What you should do:
Produce an exact transcription of the listing below, omitting the pictures.

Supplied records:
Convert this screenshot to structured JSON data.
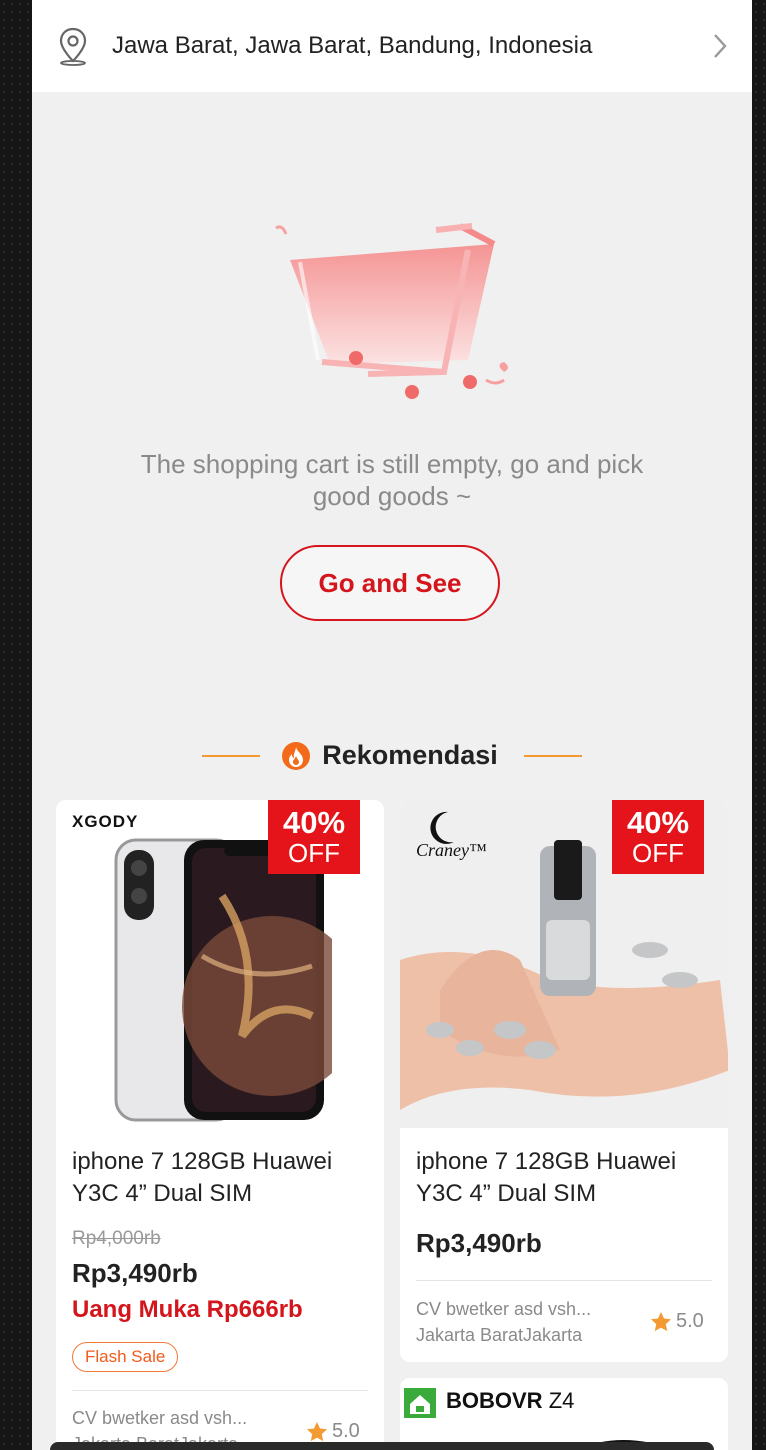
{
  "address": "Jawa Barat, Jawa Barat, Bandung, Indonesia",
  "empty_cart": {
    "message": "The shopping cart is still empty, go and pick good goods ~",
    "button_label": "Go and See"
  },
  "recommend": {
    "title": "Rekomendasi"
  },
  "products": [
    {
      "brand": "XGODY",
      "badge_pct": "40%",
      "badge_off": "OFF",
      "name": "iphone 7 128GB Huawei Y3C 4” Dual SIM",
      "old_price": "Rp4,000rb",
      "price": "Rp3,490rb",
      "down_payment": "Uang Muka Rp666rb",
      "tag": "Flash Sale",
      "seller": "CV bwetker asd vsh...",
      "location": "Jakarta BaratJakarta",
      "rating": "5.0"
    },
    {
      "brand": "Craney™",
      "badge_pct": "40%",
      "badge_off": "OFF",
      "name": "iphone 7 128GB Huawei Y3C 4” Dual SIM",
      "price": "Rp3,490rb",
      "seller": "CV bwetker asd vsh...",
      "location": "Jakarta BaratJakarta",
      "rating": "5.0"
    },
    {
      "brand_bold": "BOBOVR",
      "brand_model": "Z4"
    }
  ],
  "colors": {
    "accent": "#d4161c",
    "badge": "#e5141a",
    "flash_tag": "#f05a1a",
    "star": "#f39a32"
  }
}
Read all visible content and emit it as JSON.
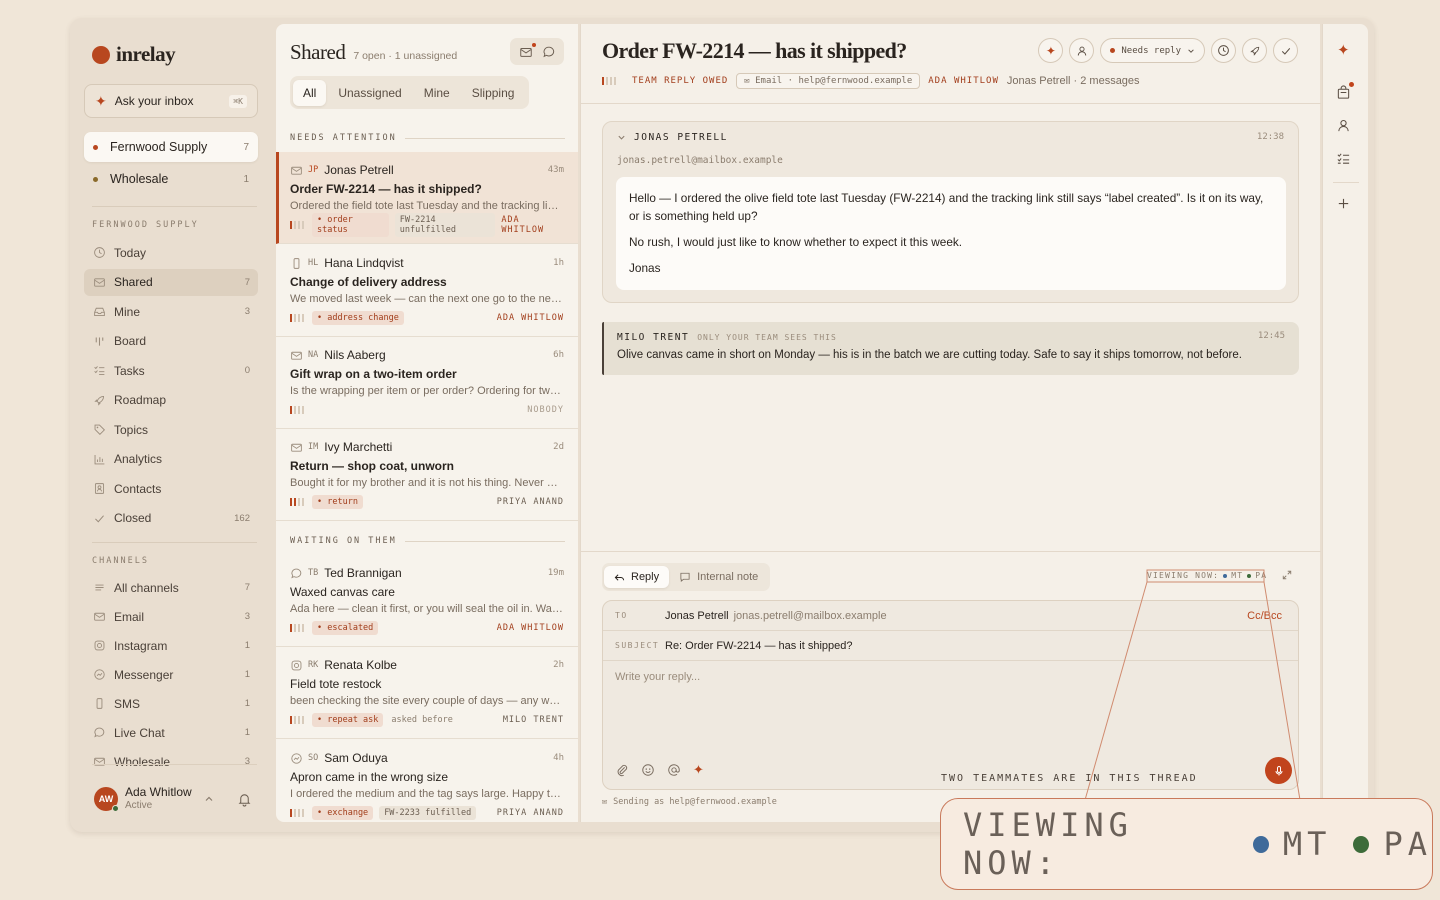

Answer for the task:
Convert this screenshot to structured JSON data.
{
  "address": "Jawa Barat, Jawa Barat, Bandung, Indonesia",
  "empty_cart": {
    "message": "The shopping cart is still empty, go and pick good goods ~",
    "button_label": "Go and See"
  },
  "recommend": {
    "title": "Rekomendasi"
  },
  "products": [
    {
      "brand": "XGODY",
      "badge_pct": "40%",
      "badge_off": "OFF",
      "name": "iphone 7 128GB Huawei Y3C 4” Dual SIM",
      "old_price": "Rp4,000rb",
      "price": "Rp3,490rb",
      "down_payment": "Uang Muka Rp666rb",
      "tag": "Flash Sale",
      "seller": "CV bwetker asd vsh...",
      "location": "Jakarta BaratJakarta",
      "rating": "5.0"
    },
    {
      "brand": "Craney™",
      "badge_pct": "40%",
      "badge_off": "OFF",
      "name": "iphone 7 128GB Huawei Y3C 4” Dual SIM",
      "price": "Rp3,490rb",
      "seller": "CV bwetker asd vsh...",
      "location": "Jakarta BaratJakarta",
      "rating": "5.0"
    },
    {
      "brand_bold": "BOBOVR",
      "brand_model": "Z4"
    }
  ],
  "colors": {
    "accent": "#d4161c",
    "badge": "#e5141a",
    "flash_tag": "#f05a1a",
    "star": "#f39a32"
  }
}
Read all visible content and emit it as JSON.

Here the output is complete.